§ **Directive A**: Output the rows exactly as they appear, beginning with the line that contains "thumbnail-text: xt PO4 Cubes bbox=[368, 920, 409, 927]" and continuing through the line that contains "signal-icon bbox=[424, 18, 448, 32]". Include both of those lines and nothing else.
## START Excerpt provided
Sprint's move to take a phone like the Triumph to Virgin Mobile highlights how a lot of the wireless action will be in the prepaid market. Here's why prepaid is a hot market.
Written by Larry Dignan, Contributor

What happens to prepaid growth---and contract declines---when devices connected to inexpensive plans become competitive with their pricier cousins?

We're closer to answering that question today than we were just last week.

Sprint and its Virgin Mobile unit on Thursday debuted the Triumph, an Android 2.2 device that doesn't look like a cheapo phone. Rachel King summed up the primary issue in her quick impressions of the Triumph:

The Triumph was the real treat if there was one today. If I walked into a Sprint store and saw this handheld without a “prepaid” label stamped onto the product sheet, I would assume it’s a full-fledged, regular contracted smartphone. And in a way, it really is just a regular 3G smartphone. Motorola (and Sprint via its Virgin Mobile brand) are developing a bridge between subsidized and prepaid smartphones by bringing some decent options to the bottom category.
## END Excerpt provided
## START Source records
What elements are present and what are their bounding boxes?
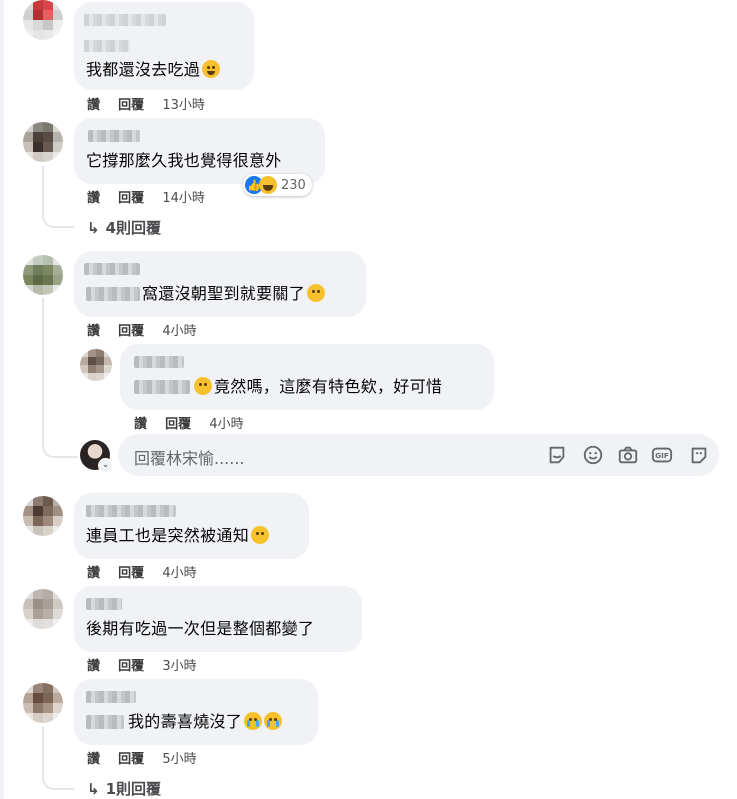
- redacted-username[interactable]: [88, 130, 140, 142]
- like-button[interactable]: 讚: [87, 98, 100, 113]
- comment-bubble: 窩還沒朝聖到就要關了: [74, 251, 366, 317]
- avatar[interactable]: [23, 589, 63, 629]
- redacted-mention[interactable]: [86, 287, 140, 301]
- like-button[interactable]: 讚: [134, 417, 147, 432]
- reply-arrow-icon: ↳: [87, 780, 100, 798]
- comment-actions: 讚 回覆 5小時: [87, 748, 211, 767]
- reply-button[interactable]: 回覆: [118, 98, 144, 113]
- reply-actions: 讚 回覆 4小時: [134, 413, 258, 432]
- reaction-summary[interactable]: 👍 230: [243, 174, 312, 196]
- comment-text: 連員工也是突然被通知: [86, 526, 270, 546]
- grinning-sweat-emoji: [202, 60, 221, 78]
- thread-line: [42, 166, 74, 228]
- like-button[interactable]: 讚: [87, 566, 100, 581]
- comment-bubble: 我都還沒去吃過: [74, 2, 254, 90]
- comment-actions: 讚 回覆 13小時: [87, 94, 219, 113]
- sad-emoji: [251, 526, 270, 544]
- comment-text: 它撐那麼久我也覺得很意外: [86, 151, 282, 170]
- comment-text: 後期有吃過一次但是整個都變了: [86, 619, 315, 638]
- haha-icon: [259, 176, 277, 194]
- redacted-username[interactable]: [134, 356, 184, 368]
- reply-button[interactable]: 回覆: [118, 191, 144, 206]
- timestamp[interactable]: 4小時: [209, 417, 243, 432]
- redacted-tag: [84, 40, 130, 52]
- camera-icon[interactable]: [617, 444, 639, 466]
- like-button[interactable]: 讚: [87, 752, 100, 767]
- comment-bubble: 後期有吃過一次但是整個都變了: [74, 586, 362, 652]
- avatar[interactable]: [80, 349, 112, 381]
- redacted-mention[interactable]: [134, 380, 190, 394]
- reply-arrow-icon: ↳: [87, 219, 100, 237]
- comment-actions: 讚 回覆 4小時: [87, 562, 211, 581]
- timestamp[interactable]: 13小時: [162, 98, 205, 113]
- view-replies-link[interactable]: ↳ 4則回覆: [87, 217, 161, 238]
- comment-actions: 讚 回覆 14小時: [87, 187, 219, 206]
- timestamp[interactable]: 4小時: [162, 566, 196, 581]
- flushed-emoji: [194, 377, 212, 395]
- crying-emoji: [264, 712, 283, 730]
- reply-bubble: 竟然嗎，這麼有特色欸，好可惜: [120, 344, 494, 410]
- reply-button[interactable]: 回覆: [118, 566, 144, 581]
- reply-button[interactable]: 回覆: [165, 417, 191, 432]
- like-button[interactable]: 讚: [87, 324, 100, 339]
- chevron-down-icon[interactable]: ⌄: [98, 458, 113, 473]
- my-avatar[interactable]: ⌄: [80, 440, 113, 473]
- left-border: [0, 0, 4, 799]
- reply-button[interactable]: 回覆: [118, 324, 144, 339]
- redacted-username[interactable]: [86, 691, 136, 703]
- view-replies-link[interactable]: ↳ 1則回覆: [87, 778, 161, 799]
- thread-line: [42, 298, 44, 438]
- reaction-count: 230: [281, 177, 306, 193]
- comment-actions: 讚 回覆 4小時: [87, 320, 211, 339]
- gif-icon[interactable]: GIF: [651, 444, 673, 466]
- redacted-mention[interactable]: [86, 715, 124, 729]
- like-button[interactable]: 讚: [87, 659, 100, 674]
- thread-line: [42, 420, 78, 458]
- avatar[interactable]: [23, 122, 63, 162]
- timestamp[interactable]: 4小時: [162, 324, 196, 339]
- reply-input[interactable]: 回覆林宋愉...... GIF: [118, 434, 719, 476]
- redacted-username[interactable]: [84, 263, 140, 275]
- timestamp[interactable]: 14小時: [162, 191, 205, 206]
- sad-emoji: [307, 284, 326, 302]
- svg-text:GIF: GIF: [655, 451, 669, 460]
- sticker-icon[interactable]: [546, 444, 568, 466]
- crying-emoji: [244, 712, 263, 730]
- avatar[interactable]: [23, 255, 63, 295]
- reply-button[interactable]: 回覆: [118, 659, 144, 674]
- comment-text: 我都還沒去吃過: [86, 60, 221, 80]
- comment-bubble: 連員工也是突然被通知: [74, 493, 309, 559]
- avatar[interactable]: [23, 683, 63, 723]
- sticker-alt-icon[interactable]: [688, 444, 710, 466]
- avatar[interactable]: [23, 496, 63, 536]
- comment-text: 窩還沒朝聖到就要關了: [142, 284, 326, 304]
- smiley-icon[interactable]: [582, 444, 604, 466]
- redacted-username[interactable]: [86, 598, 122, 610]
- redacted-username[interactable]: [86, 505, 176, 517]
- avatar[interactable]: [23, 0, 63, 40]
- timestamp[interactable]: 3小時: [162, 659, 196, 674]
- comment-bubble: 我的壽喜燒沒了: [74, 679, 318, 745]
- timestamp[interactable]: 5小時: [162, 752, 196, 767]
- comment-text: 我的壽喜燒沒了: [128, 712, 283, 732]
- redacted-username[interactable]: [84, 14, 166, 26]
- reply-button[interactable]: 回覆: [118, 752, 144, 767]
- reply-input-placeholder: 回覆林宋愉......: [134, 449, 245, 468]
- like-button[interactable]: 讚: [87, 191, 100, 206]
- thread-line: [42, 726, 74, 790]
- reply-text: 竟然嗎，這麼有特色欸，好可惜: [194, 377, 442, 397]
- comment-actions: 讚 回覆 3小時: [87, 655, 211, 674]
## END Source records
## START Source records
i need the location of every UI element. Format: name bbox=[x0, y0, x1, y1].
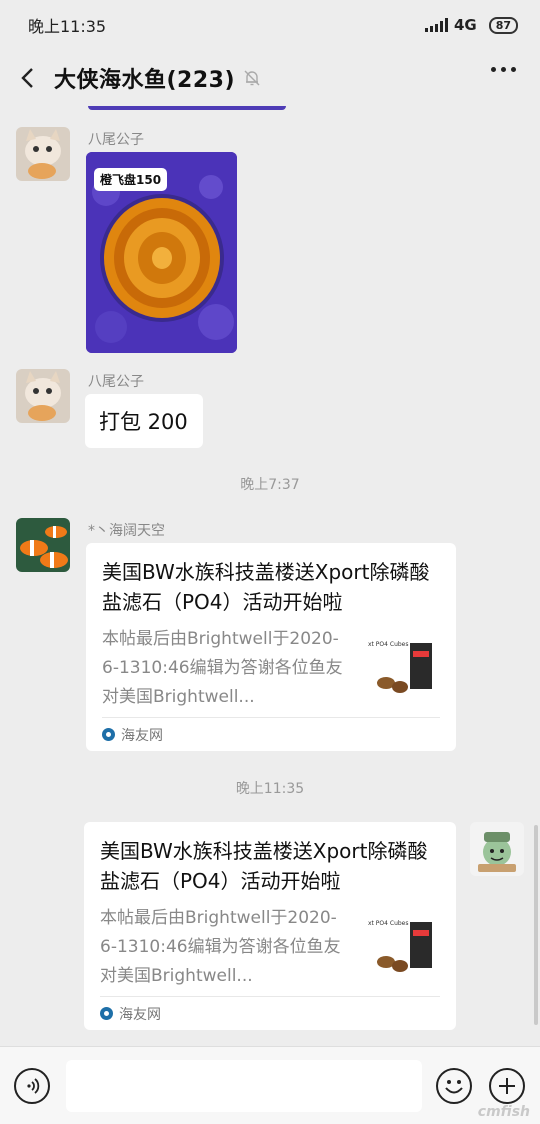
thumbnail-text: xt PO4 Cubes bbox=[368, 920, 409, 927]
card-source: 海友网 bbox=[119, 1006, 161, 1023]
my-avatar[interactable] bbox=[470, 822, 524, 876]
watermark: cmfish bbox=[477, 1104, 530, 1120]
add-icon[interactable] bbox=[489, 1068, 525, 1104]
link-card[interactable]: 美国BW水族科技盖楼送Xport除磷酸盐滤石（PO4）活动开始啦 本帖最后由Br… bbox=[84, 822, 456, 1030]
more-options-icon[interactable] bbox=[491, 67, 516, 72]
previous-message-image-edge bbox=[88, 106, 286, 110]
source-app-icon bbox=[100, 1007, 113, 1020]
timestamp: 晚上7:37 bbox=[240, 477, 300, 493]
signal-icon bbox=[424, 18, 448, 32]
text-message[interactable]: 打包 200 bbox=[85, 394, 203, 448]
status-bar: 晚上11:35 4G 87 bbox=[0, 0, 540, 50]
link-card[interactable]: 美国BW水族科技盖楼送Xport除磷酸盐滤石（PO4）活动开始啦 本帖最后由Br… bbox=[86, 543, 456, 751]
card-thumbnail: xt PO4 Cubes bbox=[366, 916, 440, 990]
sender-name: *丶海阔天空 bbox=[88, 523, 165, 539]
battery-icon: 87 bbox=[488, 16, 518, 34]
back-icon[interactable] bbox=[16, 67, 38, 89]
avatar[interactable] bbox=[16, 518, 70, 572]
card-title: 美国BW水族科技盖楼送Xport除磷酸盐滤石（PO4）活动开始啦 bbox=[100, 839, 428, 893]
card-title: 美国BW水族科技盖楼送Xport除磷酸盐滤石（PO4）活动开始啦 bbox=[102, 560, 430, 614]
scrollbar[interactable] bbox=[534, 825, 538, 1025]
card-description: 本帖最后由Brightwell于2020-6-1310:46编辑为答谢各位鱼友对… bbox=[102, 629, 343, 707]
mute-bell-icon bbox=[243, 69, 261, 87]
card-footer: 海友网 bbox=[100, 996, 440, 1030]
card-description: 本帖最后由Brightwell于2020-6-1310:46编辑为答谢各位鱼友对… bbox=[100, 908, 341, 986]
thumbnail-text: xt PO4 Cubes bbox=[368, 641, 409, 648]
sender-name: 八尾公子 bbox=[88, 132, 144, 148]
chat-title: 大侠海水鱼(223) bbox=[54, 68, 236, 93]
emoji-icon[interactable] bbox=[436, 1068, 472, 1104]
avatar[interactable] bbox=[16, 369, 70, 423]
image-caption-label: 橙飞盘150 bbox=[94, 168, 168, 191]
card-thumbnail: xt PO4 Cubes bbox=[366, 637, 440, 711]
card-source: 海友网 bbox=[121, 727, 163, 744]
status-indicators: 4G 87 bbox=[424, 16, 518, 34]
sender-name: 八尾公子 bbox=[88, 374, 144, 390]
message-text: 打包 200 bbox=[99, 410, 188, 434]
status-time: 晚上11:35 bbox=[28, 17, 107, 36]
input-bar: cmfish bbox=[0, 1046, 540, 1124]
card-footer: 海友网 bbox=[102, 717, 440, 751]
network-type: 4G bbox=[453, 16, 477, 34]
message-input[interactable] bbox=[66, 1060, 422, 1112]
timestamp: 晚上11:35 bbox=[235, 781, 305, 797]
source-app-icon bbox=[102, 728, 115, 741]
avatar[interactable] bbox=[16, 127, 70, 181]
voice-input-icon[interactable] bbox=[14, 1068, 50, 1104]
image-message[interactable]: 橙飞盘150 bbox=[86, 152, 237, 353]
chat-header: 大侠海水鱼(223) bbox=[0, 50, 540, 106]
## END Source records
§ **Directive B**: From the article on prepaid phones, return the passage verbatim, starting with "Written by Larry" and going on through "just last week.".

§ **Written reply A**:
thumbnail-text: xt PO4 Cubes bbox=[368, 920, 409, 927]
card-source: 海友网 bbox=[119, 1006, 161, 1023]
my-avatar[interactable] bbox=[470, 822, 524, 876]
watermark: cmfish bbox=[477, 1104, 530, 1120]
add-icon[interactable] bbox=[489, 1068, 525, 1104]
link-card[interactable]: 美国BW水族科技盖楼送Xport除磷酸盐滤石（PO4）活动开始啦 本帖最后由Br… bbox=[84, 822, 456, 1030]
more-options-icon[interactable] bbox=[491, 67, 516, 72]
previous-message-image-edge bbox=[88, 106, 286, 110]
source-app-icon bbox=[100, 1007, 113, 1020]
timestamp: 晚上7:37 bbox=[240, 477, 300, 493]
signal-icon bbox=[424, 18, 448, 32]

§ **Written reply B**:
Written by Larry Dignan, Contributor

What happens to prepaid growth---and contract declines---when devices connected to inexpensive plans become competitive with their pricier cousins?

We're closer to answering that question today than we were just last week.